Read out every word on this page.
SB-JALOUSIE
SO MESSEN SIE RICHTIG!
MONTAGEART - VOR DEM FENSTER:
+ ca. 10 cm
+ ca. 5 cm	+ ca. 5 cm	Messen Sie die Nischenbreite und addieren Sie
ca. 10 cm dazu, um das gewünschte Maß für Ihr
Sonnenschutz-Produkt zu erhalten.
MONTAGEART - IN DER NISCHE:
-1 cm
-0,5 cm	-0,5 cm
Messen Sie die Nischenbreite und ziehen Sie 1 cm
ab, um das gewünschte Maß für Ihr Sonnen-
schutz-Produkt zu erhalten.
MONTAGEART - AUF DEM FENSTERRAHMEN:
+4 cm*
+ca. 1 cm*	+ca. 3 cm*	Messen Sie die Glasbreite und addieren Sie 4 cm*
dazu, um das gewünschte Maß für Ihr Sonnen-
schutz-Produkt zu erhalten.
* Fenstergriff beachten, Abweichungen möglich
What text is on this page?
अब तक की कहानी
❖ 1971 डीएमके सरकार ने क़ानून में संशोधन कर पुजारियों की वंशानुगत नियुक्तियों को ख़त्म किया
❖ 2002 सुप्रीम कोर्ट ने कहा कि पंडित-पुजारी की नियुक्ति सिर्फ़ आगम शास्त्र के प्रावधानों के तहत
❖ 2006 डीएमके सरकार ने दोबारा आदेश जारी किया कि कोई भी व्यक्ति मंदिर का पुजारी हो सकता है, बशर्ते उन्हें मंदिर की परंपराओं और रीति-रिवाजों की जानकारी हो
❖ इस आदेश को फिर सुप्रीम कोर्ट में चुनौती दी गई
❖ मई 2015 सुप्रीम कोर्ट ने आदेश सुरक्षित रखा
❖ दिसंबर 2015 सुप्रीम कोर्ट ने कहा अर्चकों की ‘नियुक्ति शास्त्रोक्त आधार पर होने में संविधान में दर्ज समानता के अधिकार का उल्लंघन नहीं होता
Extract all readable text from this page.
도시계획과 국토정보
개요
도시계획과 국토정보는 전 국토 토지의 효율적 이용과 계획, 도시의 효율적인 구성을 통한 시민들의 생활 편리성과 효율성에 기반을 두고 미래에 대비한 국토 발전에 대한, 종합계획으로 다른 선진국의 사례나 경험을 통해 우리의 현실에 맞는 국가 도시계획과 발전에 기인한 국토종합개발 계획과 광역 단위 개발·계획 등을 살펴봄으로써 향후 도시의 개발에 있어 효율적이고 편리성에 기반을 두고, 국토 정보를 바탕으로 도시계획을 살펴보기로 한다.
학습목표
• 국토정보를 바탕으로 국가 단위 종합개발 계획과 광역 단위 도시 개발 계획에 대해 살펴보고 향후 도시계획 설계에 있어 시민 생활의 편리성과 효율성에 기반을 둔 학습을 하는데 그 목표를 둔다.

- Goal: Report how many lines in the listing above include the word "dazu". Give nothing but the number.

- Response for this exercise: 2